# Exercise
Extract every line of the listing that contains the string "menu", matching its case exactly.

——

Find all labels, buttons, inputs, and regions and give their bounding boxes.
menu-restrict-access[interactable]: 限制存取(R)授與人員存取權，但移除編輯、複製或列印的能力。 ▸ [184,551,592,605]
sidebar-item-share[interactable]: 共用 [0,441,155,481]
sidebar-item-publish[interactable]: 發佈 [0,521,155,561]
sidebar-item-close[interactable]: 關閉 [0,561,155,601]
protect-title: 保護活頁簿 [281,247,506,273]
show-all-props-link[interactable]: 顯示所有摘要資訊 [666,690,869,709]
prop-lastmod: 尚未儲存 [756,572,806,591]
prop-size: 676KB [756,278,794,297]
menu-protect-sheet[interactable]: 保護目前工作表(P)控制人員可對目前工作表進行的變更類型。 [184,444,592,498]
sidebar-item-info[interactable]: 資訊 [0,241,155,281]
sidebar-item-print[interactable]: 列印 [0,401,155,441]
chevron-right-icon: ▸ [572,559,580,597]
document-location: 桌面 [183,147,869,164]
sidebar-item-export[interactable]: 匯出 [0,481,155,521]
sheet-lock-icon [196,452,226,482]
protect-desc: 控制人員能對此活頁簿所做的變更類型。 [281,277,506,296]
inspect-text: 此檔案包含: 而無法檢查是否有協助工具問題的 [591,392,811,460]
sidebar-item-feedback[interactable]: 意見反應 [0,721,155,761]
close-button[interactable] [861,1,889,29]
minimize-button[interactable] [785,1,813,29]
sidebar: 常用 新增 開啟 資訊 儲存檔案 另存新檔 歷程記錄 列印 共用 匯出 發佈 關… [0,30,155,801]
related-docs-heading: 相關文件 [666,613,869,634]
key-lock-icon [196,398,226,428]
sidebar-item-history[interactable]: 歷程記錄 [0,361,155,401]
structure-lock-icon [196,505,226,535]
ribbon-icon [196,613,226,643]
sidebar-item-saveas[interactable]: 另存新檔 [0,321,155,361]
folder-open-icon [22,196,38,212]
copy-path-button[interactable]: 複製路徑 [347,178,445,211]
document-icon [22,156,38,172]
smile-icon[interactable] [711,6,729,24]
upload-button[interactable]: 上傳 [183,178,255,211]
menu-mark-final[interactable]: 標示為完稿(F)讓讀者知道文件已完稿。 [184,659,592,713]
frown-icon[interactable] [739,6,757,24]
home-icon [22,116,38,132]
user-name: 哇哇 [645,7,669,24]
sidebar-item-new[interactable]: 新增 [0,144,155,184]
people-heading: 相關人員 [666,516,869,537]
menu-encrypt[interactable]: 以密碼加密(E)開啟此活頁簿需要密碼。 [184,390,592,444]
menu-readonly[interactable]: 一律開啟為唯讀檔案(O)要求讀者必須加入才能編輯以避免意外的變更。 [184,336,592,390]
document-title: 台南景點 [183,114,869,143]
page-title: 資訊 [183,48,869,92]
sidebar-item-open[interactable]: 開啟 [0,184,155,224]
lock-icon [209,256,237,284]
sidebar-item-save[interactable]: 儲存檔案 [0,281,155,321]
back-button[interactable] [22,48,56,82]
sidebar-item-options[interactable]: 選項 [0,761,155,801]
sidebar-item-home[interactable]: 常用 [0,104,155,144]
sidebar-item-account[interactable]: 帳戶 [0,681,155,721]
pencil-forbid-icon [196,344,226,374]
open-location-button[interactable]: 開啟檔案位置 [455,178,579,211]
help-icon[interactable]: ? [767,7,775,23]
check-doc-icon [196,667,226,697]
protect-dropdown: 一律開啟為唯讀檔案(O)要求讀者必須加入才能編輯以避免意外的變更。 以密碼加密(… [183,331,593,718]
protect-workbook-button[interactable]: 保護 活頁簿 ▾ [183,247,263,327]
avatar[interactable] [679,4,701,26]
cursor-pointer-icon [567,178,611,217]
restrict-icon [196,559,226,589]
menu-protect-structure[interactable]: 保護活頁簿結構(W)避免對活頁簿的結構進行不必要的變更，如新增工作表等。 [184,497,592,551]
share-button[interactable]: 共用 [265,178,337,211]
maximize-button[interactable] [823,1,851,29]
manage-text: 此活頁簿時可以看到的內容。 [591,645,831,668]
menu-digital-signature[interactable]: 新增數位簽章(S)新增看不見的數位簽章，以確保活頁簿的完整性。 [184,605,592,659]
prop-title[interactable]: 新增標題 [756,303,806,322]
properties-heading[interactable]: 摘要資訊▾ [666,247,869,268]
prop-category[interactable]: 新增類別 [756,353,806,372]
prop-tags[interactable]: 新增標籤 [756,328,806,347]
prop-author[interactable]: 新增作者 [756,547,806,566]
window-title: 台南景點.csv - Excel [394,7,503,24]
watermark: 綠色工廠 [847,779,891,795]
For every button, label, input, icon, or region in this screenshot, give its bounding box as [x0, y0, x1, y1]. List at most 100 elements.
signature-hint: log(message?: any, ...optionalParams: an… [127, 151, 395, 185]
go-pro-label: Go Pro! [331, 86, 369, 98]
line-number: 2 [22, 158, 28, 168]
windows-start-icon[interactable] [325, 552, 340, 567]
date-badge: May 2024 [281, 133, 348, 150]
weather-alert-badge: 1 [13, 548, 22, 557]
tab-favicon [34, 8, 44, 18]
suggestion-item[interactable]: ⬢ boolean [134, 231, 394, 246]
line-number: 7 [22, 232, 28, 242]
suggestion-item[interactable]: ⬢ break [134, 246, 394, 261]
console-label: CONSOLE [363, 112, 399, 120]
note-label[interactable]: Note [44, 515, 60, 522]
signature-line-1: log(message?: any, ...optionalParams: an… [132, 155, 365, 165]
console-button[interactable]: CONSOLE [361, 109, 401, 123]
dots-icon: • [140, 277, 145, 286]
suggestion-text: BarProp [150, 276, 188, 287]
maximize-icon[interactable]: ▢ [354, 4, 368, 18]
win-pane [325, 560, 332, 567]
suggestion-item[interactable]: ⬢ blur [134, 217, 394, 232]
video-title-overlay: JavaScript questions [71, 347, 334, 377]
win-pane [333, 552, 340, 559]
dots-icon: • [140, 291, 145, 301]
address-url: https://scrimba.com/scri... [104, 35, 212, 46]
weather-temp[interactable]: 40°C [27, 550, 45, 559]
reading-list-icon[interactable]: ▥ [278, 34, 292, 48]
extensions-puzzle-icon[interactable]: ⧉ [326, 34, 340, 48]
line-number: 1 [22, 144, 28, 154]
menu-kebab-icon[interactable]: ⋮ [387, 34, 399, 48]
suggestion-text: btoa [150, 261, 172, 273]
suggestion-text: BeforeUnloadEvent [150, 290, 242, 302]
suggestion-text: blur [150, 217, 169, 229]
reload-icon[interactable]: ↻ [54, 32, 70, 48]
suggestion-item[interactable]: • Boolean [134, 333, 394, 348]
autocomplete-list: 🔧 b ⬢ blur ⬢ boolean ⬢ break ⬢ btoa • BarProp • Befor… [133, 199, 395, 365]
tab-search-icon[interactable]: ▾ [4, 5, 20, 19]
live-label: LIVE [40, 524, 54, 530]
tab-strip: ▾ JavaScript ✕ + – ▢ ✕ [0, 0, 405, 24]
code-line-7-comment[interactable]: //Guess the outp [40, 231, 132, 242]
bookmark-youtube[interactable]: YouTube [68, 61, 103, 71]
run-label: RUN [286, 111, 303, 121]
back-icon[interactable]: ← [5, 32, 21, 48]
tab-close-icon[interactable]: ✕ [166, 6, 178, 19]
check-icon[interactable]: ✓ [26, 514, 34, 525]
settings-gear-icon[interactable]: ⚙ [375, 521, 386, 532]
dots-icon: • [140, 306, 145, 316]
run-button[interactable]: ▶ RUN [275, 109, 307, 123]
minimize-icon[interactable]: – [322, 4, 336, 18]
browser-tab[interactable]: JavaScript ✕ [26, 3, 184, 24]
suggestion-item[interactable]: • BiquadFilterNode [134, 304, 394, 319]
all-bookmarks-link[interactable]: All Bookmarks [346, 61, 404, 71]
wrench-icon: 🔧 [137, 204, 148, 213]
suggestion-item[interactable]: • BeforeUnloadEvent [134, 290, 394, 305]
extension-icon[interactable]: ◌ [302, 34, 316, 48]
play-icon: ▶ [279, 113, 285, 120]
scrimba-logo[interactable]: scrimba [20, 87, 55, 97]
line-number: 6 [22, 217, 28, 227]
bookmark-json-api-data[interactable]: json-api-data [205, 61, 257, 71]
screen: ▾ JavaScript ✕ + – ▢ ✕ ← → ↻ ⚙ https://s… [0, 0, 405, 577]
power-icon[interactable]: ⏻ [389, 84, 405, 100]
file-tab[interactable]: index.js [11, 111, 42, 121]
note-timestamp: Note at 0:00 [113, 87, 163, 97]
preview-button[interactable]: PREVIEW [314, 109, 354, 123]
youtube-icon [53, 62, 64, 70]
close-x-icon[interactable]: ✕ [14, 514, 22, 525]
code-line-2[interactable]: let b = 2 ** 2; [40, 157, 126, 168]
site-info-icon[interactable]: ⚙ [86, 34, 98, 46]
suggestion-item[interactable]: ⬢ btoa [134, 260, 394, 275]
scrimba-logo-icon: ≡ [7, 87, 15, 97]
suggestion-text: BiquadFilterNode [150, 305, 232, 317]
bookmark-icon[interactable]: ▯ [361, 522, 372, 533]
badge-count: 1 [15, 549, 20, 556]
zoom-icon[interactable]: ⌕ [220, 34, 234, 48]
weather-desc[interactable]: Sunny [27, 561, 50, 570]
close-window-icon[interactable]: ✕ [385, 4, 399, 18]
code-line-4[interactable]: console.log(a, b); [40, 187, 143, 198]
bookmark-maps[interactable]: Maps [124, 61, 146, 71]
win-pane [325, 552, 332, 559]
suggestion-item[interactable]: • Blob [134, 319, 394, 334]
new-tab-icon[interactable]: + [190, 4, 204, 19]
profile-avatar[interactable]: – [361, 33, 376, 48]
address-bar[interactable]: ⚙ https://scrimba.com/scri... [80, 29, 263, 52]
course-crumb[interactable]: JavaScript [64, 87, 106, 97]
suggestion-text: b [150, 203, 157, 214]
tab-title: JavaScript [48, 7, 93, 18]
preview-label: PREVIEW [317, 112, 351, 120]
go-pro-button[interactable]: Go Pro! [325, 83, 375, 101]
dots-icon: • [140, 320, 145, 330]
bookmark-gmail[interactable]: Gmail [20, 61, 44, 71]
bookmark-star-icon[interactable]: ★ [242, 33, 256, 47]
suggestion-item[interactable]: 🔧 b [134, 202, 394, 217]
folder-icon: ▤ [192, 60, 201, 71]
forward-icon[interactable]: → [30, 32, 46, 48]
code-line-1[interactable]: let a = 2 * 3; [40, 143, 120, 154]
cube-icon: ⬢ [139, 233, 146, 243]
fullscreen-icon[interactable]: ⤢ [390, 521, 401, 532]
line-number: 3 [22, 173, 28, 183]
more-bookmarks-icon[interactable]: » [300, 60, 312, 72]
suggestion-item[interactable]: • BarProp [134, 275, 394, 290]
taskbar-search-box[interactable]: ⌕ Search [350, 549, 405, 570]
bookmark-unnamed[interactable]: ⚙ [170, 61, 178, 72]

——

# Answer to the exercise
menu-restrict-access[interactable]: 限制存取(R)授與人員存取權，但移除編輯、複製或列印的能力。 ▸ [184,551,592,605]
menu-protect-sheet[interactable]: 保護目前工作表(P)控制人員可對目前工作表進行的變更類型。 [184,444,592,498]
menu-mark-final[interactable]: 標示為完稿(F)讓讀者知道文件已完稿。 [184,659,592,713]
menu-encrypt[interactable]: 以密碼加密(E)開啟此活頁簿需要密碼。 [184,390,592,444]
menu-readonly[interactable]: 一律開啟為唯讀檔案(O)要求讀者必須加入才能編輯以避免意外的變更。 [184,336,592,390]
menu-protect-structure[interactable]: 保護活頁簿結構(W)避免對活頁簿的結構進行不必要的變更，如新增工作表等。 [184,497,592,551]
menu-digital-signature[interactable]: 新增數位簽章(S)新增看不見的數位簽章，以確保活頁簿的完整性。 [184,605,592,659]
menu-kebab-icon[interactable]: ⋮ [387, 34, 399, 48]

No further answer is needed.